**Quoted passage:**
In Japan, almost all legal residents are under the universal health coverage insurance scheme, provided either by the Employee’s Health Insurance System or the National Health Insurance System. In this study, we analyzed one of the Employee’s Health Insurance Systems, covering about seven-million workers and their dependents. Although the results of laboratory tests are unavailable, we can accurately estimate the number of diseases which have specific laboratory tests or treatment, such as HIV. Since HCV RNA testing is usually performed only on HCV antibody-positive individuals, the health insurance claim database is reliable source of information for estimating the prevalence of HIV among HCV patients.

This is the first report estimating the HIV prevalence among non-elderly HCV patients in Japan, and showed extremely high HIV prevalence in male living in Tokyo. The seroprevalence of HCV was reported as 2.1% in HIV-infected MSM living in Tokyo [25]. In the same report, 21 of 753 PLWH were newly diagnosed with HCV over follow-up period of median 984 (IQR, 539–1557) days, of which only four (19%) were infected by IDU. In addition, Tokyo Metropolitan Infectious Diseases Surveillance Center reported 10 cases of acute hepatitis C in 2018, in which all patients were male, seven were through sexual contact among MSM, one was through injection drug use, one was both, and one was unknown [26]. In this study, HCV/HIV co-infected patients were more likely diagnosed with HIV before HCV, which also supports the idea that HCV is prevalent as an STI among MSM in Tokyo.

In this study, many HCV/HIV co-infected patients were infected with other STIs. Syphilis was the most common STI in the present study, and the incidence rate was 88.3/1000 person-years, which was higher than a previous estimate (43.7/1000 person-years) for HIV-infected MSM living in Tokyo from 2008 to 2015 [19]. Given that one-third (10/31) of the PLWH in our cohort do not live in Tokyo, where the prevalence of syphilis is known to be higher than other areas [19], it is possible that HCV/HIV co-infected PLWH are more sexually active than non-HCV PLWH. In the present study, PLWH were more likely to be infected with amebiasis and HAV, which are usually infected by oral-fecal contact among MSM. In contrast, the number of HBV genotype testing (i.e., the supposedly newly diagnosed HBV infection) among PLWH was not higher than non-PLWH, probably because ART with anti-HBV activity, such as tenofovir or lamivudine, could prevent new HBV infections [27].

There were more female than male HCV patients in younger age even in Tokyo. This can be partly due to differential health-seeking behavior and screening opportunity by sex: males can be underdiagnosed. In general, females are more likely to visit hospital compared with males [28], and are more likely to be diagnosed with HCV earlier than men because of HCV screening in pregnancy. Nonetheless, the HCV transmission route among young female in Japan remains unclear. Among female patients, heterosexual contact is considered not to be the main mode of infection considering the low transmission rate of HCV through heterosexual sex [9]. The proportion of female methamphetamine users is also low in Japan compared with other countries [10]. Tattooing and piercing could be one of the transmission routes [29]. Since HCV antibody testing for pregnant women started in the 1990s, people in their 20 s and 30 s in the early 2010s might have been vertically infected. However, as mentioned above, most acute hepatitis C patients are male in Tokyo recently [26], so the ratio of male to female HCV patients may change in the next few decades.

**Supplied material:**
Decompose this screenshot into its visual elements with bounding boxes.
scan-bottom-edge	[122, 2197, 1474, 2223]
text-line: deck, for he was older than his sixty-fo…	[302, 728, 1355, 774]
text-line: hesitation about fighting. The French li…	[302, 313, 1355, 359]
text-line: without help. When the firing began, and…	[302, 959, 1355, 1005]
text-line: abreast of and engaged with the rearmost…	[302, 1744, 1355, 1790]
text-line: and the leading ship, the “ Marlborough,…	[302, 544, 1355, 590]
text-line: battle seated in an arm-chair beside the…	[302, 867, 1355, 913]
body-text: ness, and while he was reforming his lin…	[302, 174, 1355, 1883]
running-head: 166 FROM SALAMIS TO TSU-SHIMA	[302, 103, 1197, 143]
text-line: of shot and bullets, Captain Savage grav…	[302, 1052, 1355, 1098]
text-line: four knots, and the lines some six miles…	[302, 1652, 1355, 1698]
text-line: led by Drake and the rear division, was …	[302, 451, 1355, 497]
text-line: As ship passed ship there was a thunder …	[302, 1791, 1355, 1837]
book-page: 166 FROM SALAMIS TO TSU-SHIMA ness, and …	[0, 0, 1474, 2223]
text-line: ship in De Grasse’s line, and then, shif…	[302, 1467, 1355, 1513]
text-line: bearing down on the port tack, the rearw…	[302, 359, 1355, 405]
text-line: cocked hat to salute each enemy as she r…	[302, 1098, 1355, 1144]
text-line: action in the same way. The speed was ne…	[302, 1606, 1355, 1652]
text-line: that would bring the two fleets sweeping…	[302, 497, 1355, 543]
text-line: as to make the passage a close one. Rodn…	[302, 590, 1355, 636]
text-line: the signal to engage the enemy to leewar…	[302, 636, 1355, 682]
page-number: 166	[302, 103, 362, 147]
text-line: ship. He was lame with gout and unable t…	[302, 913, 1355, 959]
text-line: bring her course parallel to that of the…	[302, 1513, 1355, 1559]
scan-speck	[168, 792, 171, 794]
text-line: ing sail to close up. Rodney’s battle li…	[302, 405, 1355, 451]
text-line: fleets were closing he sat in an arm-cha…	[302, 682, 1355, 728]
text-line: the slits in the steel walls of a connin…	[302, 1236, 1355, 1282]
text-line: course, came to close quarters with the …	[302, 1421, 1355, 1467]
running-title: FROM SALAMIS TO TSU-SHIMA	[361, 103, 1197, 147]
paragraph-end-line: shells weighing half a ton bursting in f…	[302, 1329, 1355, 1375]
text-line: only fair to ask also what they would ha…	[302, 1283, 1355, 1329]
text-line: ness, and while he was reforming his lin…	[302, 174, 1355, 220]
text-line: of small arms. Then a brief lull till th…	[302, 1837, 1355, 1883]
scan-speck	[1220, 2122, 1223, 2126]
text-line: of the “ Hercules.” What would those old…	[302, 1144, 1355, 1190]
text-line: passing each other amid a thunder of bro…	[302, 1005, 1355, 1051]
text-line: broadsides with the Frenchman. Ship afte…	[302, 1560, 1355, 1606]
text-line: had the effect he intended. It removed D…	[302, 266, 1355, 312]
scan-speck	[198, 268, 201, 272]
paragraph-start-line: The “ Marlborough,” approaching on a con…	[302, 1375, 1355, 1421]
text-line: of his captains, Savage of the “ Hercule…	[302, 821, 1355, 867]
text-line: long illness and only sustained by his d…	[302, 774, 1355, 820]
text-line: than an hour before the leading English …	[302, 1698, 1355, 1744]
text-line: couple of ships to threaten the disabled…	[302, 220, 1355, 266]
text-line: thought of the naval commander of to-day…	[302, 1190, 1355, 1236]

**Work task 1:** According to the passage on HCV and HIV in Japan, why might there be more female than male HCV patients at younger ages? Answer in one to three sentences.
**Work task 2:** What syphilis incidence rate does the passage on HCV and HIV in Japan report for the present study?

**Expected answer 1:** Males may be underdiagnosed because health-seeking behavior and screening opportunity differ by sex. Females are more likely to visit hospital than males. They are also more likely to be diagnosed with HCV earlier because of HCV screening in pregnancy.

**Expected answer 2:** 88.3/1000 person-years.